* **Data extract**
────────────────────────────────────────

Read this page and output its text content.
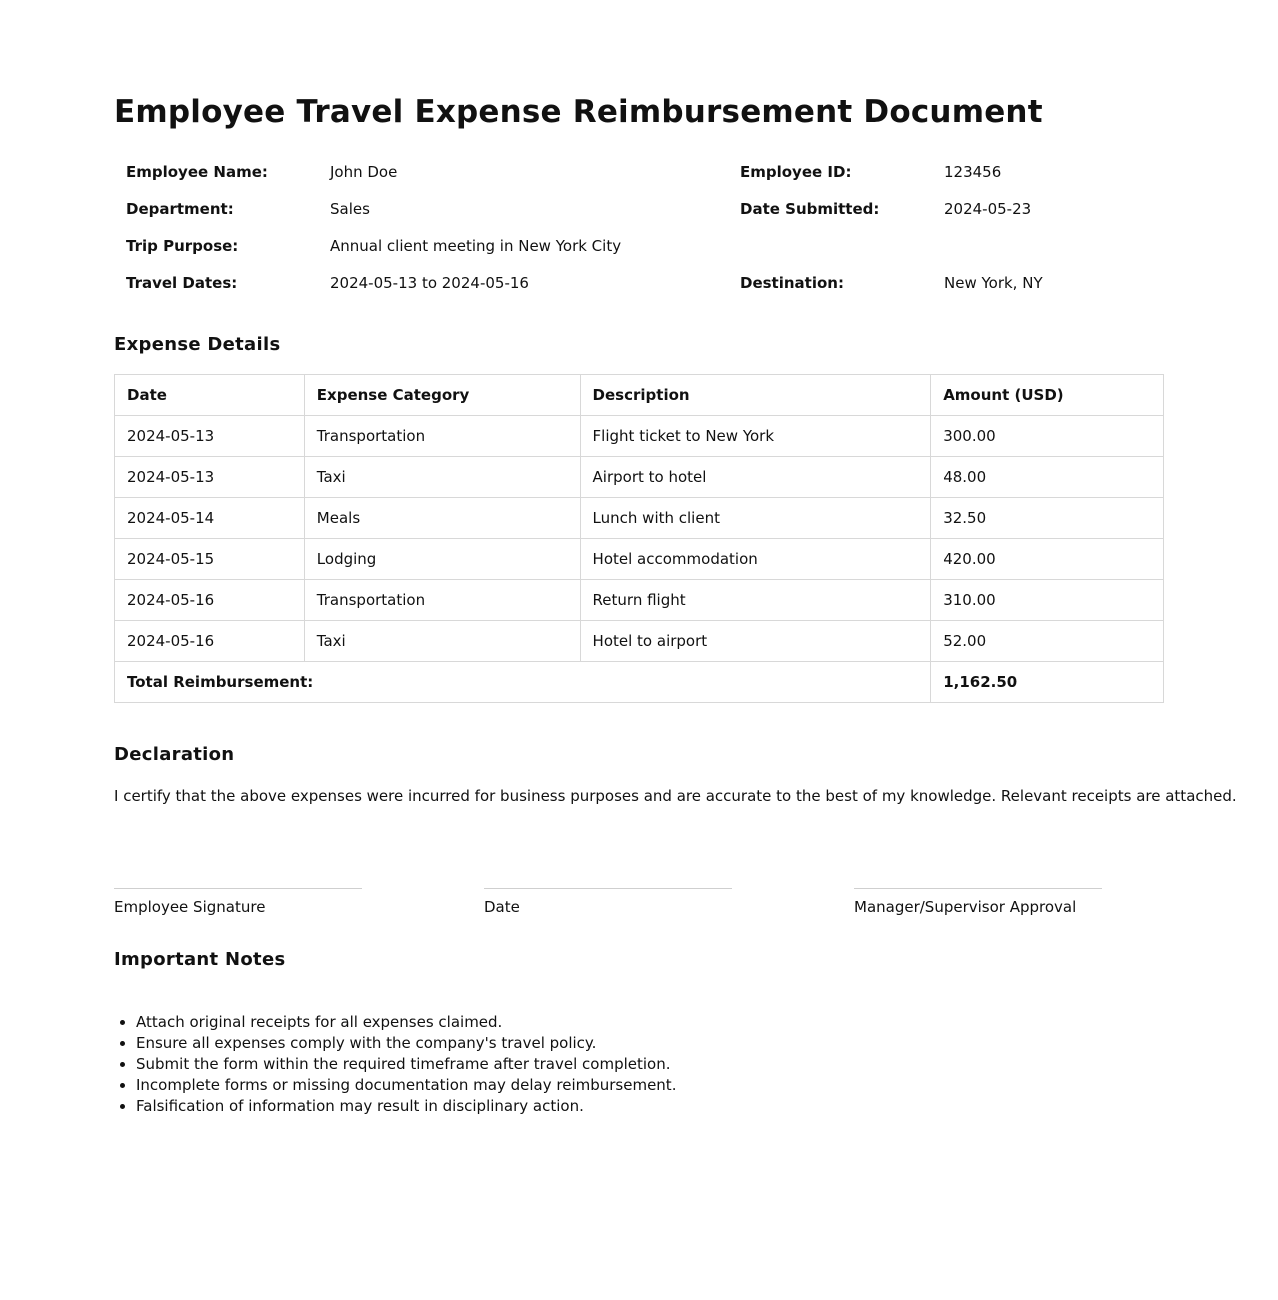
Employee Travel Expense Reimbursement Document
Employee Name:	John Doe	Employee ID:	123456
Department:	Sales	Date Submitted:	2024-05-23
Trip Purpose:	Annual client meeting in New York City
Travel Dates:	2024-05-13 to 2024-05-16	Destination:	New York, NY
Expense Details
Date	Expense Category	Description	Amount (USD)
2024-05-13	Transportation	Flight ticket to New York	300.00
2024-05-13	Taxi	Airport to hotel	48.00
2024-05-14	Meals	Lunch with client	32.50
2024-05-15	Lodging	Hotel accommodation	420.00
2024-05-16	Transportation	Return flight	310.00
2024-05-16	Taxi	Hotel to airport	52.00
Total Reimbursement:			1,162.50
Declaration

I certify that the above expenses were incurred for business purposes and are accurate to the best of my knowledge. Relevant receipts are attached.

Employee Signature	Date	Manager/Supervisor Approval
Important Notes
• Attach original receipts for all expenses claimed.
• Ensure all expenses comply with the company's travel policy.
• Submit the form within the required timeframe after travel completion.
• Incomplete forms or missing documentation may delay reimbursement.
• Falsification of information may result in disciplinary action.
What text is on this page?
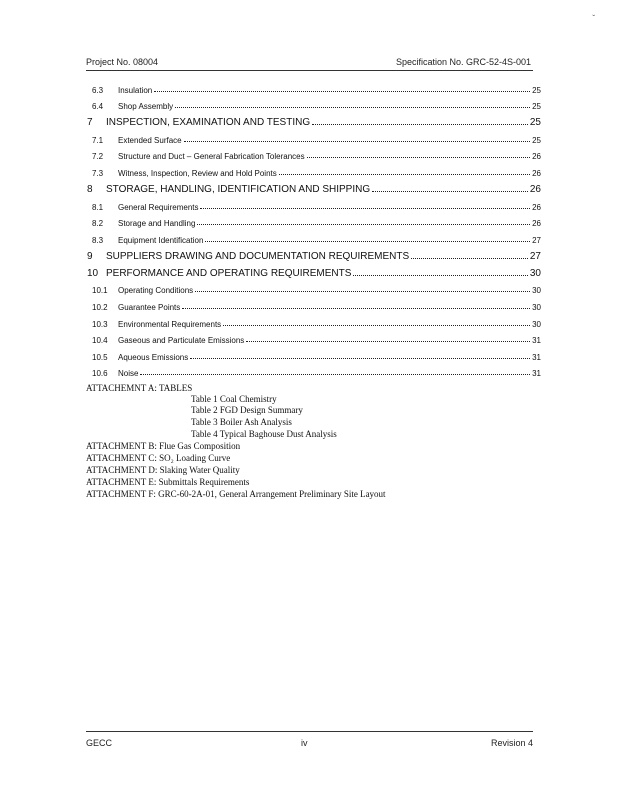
ˇ
Project No. 08004	Specification No. GRC-52-4S-001
6.3	Insulation	25
6.4	Shop Assembly	25
7	INSPECTION, EXAMINATION AND TESTING	25
7.1	Extended Surface	25
7.2	Structure and Duct – General Fabrication Tolerances	26
7.3	Witness, Inspection, Review and Hold Points	26
8	STORAGE, HANDLING, IDENTIFICATION AND SHIPPING	26
8.1	General Requirements	26
8.2	Storage and Handling	26
8.3	Equipment Identification	27
9	SUPPLIERS DRAWING AND DOCUMENTATION REQUIREMENTS	27
10 PERFORMANCE AND OPERATING REQUIREMENTS	30
10.1	Operating Conditions	30
10.2	Guarantee Points	30
10.3	Environmental Requirements	30
10.4	Gaseous and Particulate Emissions	31
10.5	Aqueous Emissions	31
10.6	Noise	31
ATTACHEMNT A: TABLES
Table 1 Coal Chemistry
Table 2 FGD Design Summary
Table 3 Boiler Ash Analysis
Table 4 Typical Baghouse Dust Analysis
ATTACHMENT B: Flue Gas Composition
ATTACHMENT C: SO₂ Loading Curve
ATTACHMENT D: Slaking Water Quality
ATTACHMENT E: Submittals Requirements
ATTACHMENT F: GRC-60-2A-01, General Arrangement Preliminary Site Layout
GECC	iv	Revision 4
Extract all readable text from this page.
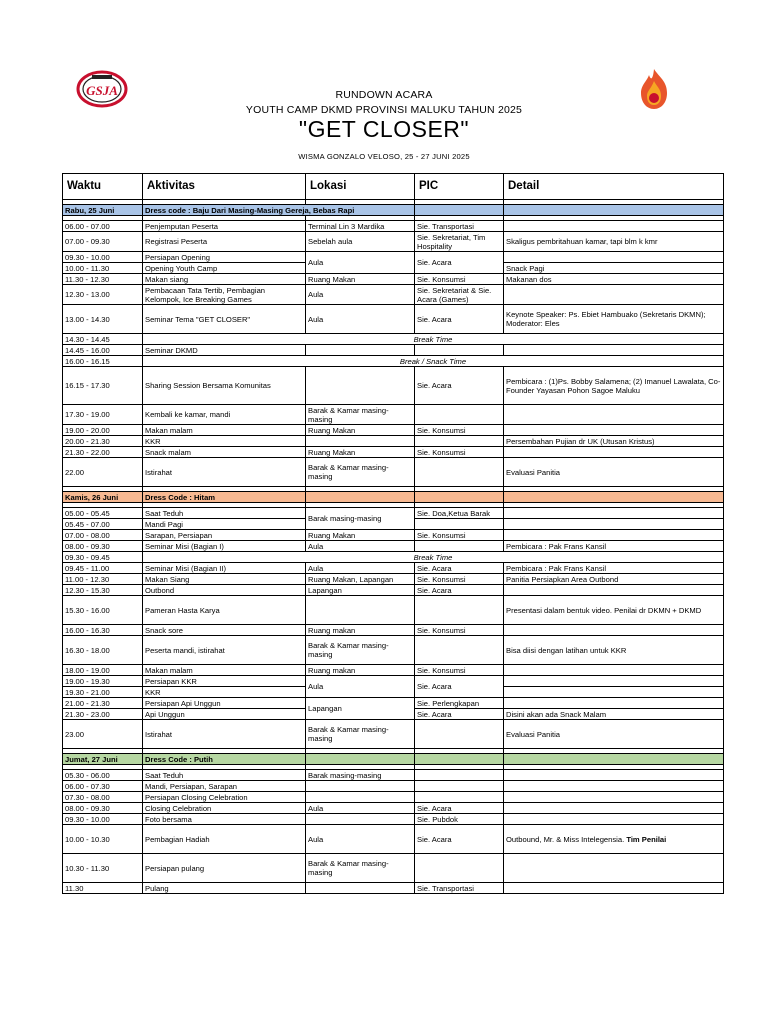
GSJA	RUNDOWN ACARA
YOUTH CAMP DKMD PROVINSI MALUKU TAHUN 2025
"GET CLOSER"
WISMA GONZALO VELOSO, 25 - 27 JUNI 2025
Waktu	Aktivitas	Lokasi	PIC	Detail

Rabu, 25 Juni	Dress code : Baju Dari Masing-Masing Gereja, Bebas Rapi			

06.00 - 07.00	Penjemputan Peserta	Terminal Lin 3 Mardika	Sie. Transportasi	
07.00 - 09.30	Registrasi Peserta	Sebelah aula	Sie. Sekretariat, Tim Hospitality	Skaligus pembritahuan kamar, tapi blm k kmr
09.30 - 10.00	Persiapan Opening	Aula	Sie. Acara	
10.00 - 11.30	Opening Youth Camp			Snack Pagi
11.30 - 12.30	Makan siang	Ruang Makan	Sie. Konsumsi	Makanan dos
12.30 - 13.00	Pembacaan Tata Tertib, Pembagian Kelompok, Ice Breaking Games	Aula	Sie. Sekretariat & Sie. Acara (Games)	
13.00 - 14.30	Seminar Tema "GET CLOSER"	Aula	Sie. Acara	Keynote Speaker: Ps. Ebiet Hambuako (Sekretaris DKMN); Moderator: Eles
14.30 - 14.45	Break Time			
14.45 - 16.00	Seminar DKMD			
16.00 - 16.15	Break / Snack Time			
16.15 - 17.30	Sharing Session Bersama Komunitas		Sie. Acara	Pembicara : (1)Ps. Bobby Salamena; (2) Imanuel Lawalata, Co-Founder Yayasan Pohon Sagoe Maluku
17.30 - 19.00	Kembali ke kamar, mandi	Barak & Kamar masing-masing		
19.00 - 20.00	Makan malam	Ruang Makan	Sie. Konsumsi	
20.00 - 21.30	KKR			Persembahan Pujian dr UK (Utusan Kristus)
21.30 - 22.00	Snack malam	Ruang Makan	Sie. Konsumsi	
22.00	Istirahat	Barak & Kamar masing-masing		Evaluasi Panitia

Kamis, 26 Juni	Dress Code : Hitam			

05.00 - 05.45	Saat Teduh	Barak masing-masing	Sie. Doa,Ketua Barak	
05.45 - 07.00	Mandi Pagi			
07.00 - 08.00	Sarapan, Persiapan	Ruang Makan	Sie. Konsumsi	
08.00 - 09.30	Seminar Misi (Bagian I)	Aula		Pembicara : Pak Frans Kansil
09.30 - 09.45	Break Time			
09.45 - 11.00	Seminar Misi (Bagian II)	Aula	Sie. Acara	Pembicara : Pak Frans Kansil
11.00 - 12.30	Makan Siang	Ruang Makan, Lapangan	Sie. Konsumsi	Panitia Persiapkan Area Outbond
12.30 - 15.30	Outbond	Lapangan	Sie. Acara	
15.30 - 16.00	Pameran Hasta Karya			Presentasi dalam bentuk video. Penilai dr DKMN + DKMD
16.00 - 16.30	Snack sore	Ruang makan	Sie. Konsumsi	
16.30 - 18.00	Peserta mandi, istirahat	Barak & Kamar masing-masing		Bisa diisi dengan latihan untuk KKR
18.00 - 19.00	Makan malam	Ruang makan	Sie. Konsumsi	
19.00 - 19.30	Persiapan KKR	Aula	Sie. Acara	
19.30 - 21.00	KKR			
21.00 - 21.30	Persiapan Api Unggun	Lapangan	Sie. Perlengkapan	
21.30 - 23.00	Api Unggun		Sie. Acara	Disini akan ada Snack Malam
23.00	Istirahat	Barak & Kamar masing-masing		Evaluasi Panitia

Jumat, 27 Juni	Dress Code : Putih			

05.30 - 06.00	Saat Teduh	Barak masing-masing		
06.00 - 07.30	Mandi, Persiapan, Sarapan			
07.30 - 08.00	Persiapan Closing Celebration			
08.00 - 09.30	Closing Celebration	Aula	Sie. Acara	
09.30 - 10.00	Foto bersama		Sie. Pubdok	
10.00 - 10.30	Pembagian Hadiah	Aula	Sie. Acara	Outbound, Mr. & Miss Intelegensia. Tim Penilai
10.30 - 11.30	Persiapan pulang	Barak & Kamar masing-masing		
11.30	Pulang		Sie. Transportasi	
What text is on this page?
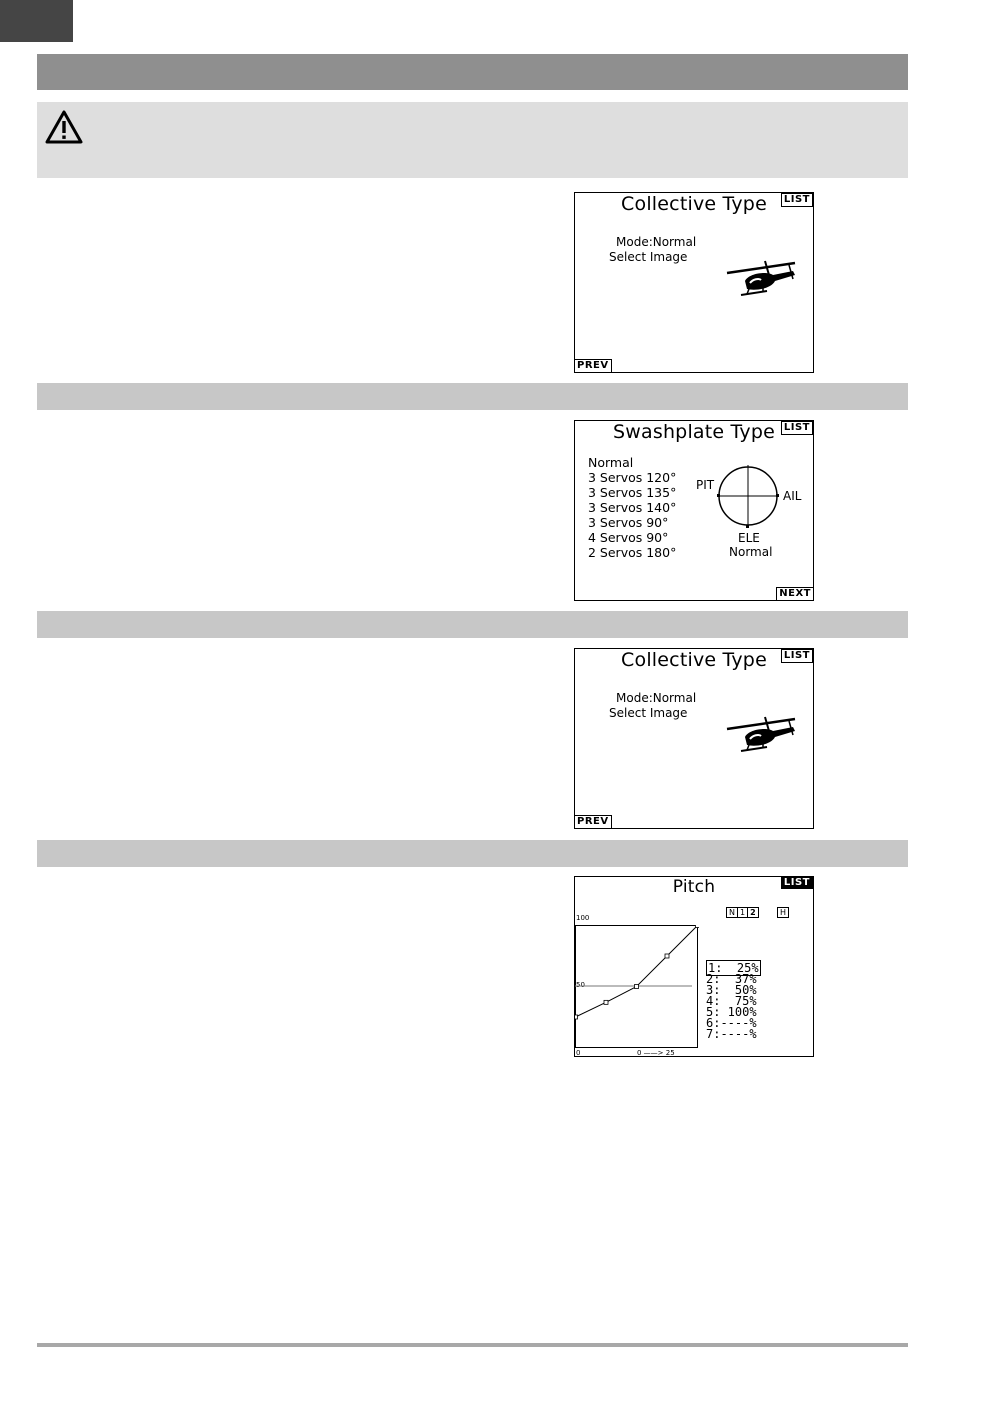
Collective Type	LIST
Mode:Normal
Select Image
PREV
Swashplate Type LIST
Normal
3 Servos 120°
3 Servos 135°
3 Servos 140°
3 Servos 90°
4 Servos 90°
2 Servos 180°
PIT
AIL
ELE
Normal
NEXT
Collective Type	LIST
Mode:Normal
Select Image
PREV
Pitch	LIST
N 1 2	H
100
50
0	0 ——> 25
1:  25%
2:  37%
3:  50%
4:  75%
5: 100%
6:----%
7:----%
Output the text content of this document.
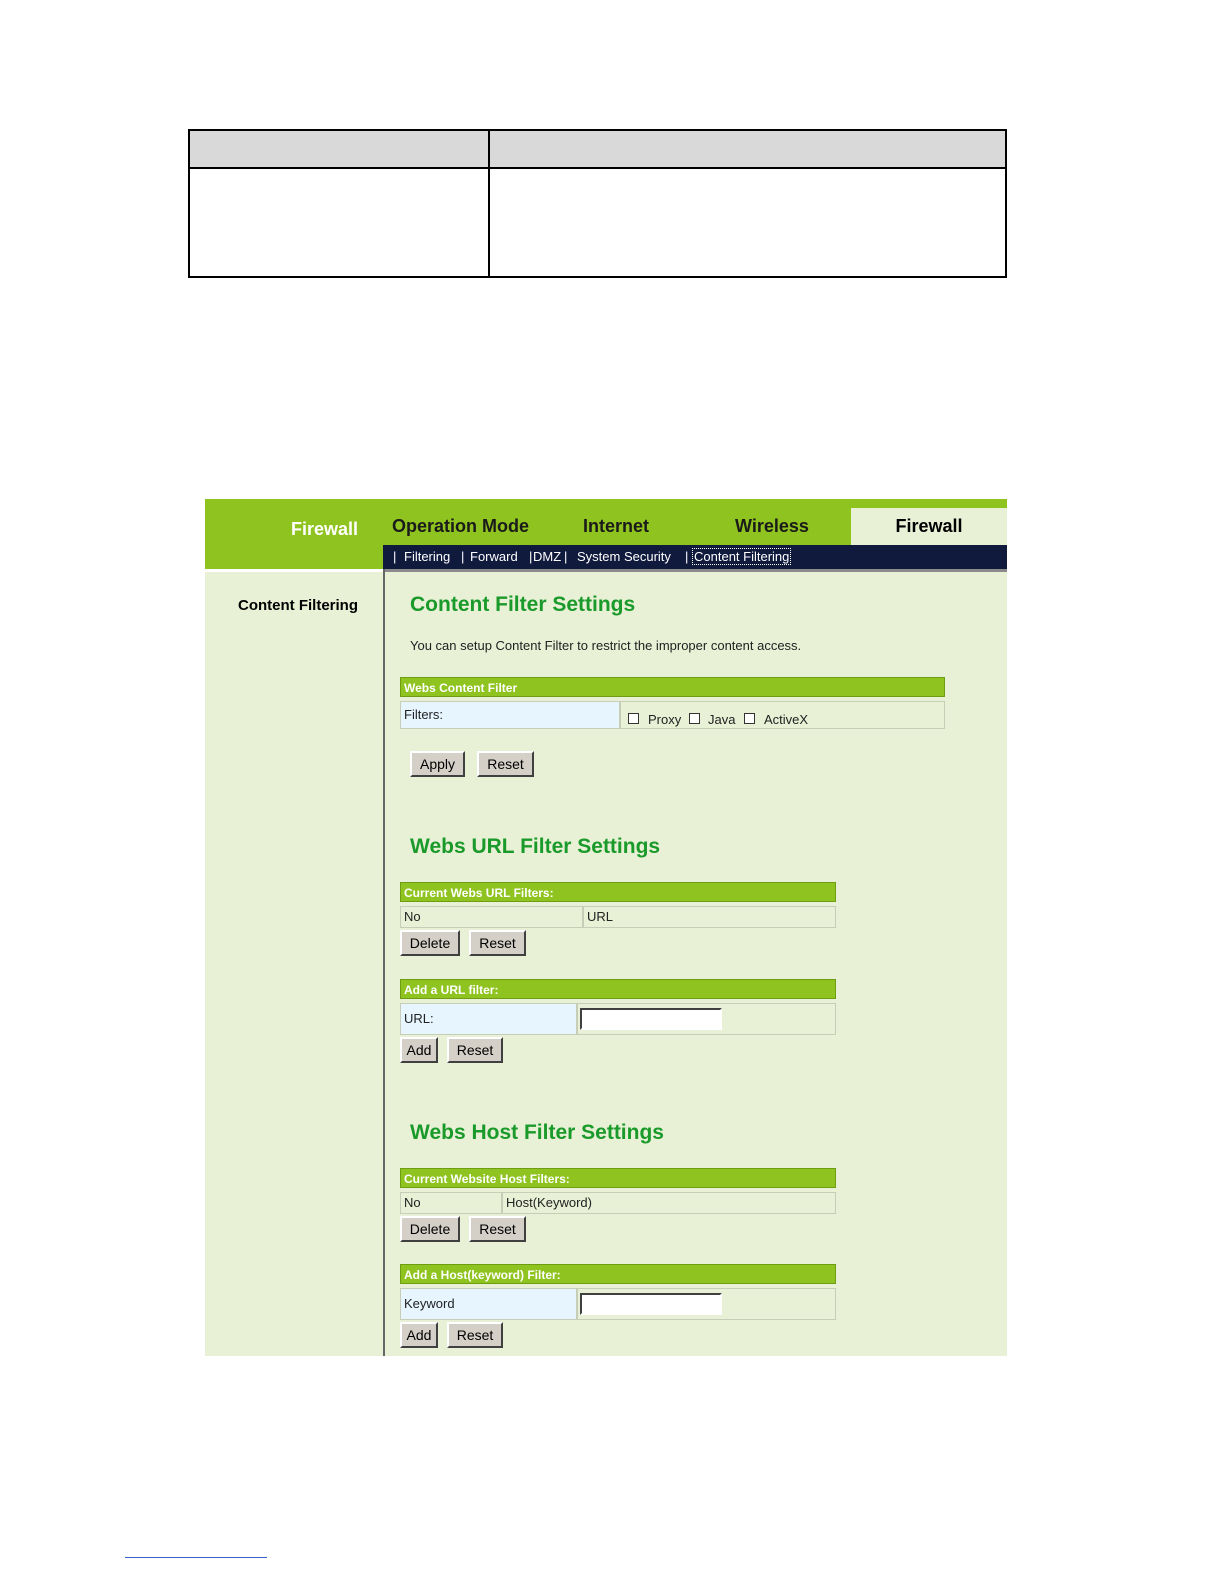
Firewall Operation Mode	Internet	Wireless	Firewall
| Filtering | Forward | DMZ | System Security | Content Filtering
Content Filtering Content Filter Settings
You can setup Content Filter to restrict the improper content access.
Webs Content Filter
Filters:	Proxy Java ActiveX
Apply	Reset
Webs URL Filter Settings
Current Webs URL Filters:
No	URL
Delete	Reset
Add a URL filter:
URL:
Add	Reset
Webs Host Filter Settings
Current Website Host Filters:
No	Host(Keyword)
Delete	Reset
Add a Host(keyword) Filter:
Keyword
Add	Reset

────────────────────────────────────────

Retype word for word the span of lines above that begins with the line containing "Output the text content of this document." and ends with the last line of the records; skip all pictures.

Output the text content of this document.
Firewall Operation Mode	Internet	Wireless	Firewall
| Filtering | Forward | DMZ | System Security | Content Filtering
Content Filtering Content Filter Settings
You can setup Content Filter to restrict the improper content access.
Webs Content Filter
Filters:	Proxy Java ActiveX
Apply	Reset
Webs URL Filter Settings
Current Webs URL Filters:
No	URL
Delete	Reset
Add a URL filter:
URL:
Add	Reset
Webs Host Filter Settings
Current Website Host Filters:
No	Host(Keyword)
Delete	Reset
Add a Host(keyword) Filter:
Keyword
Add	Reset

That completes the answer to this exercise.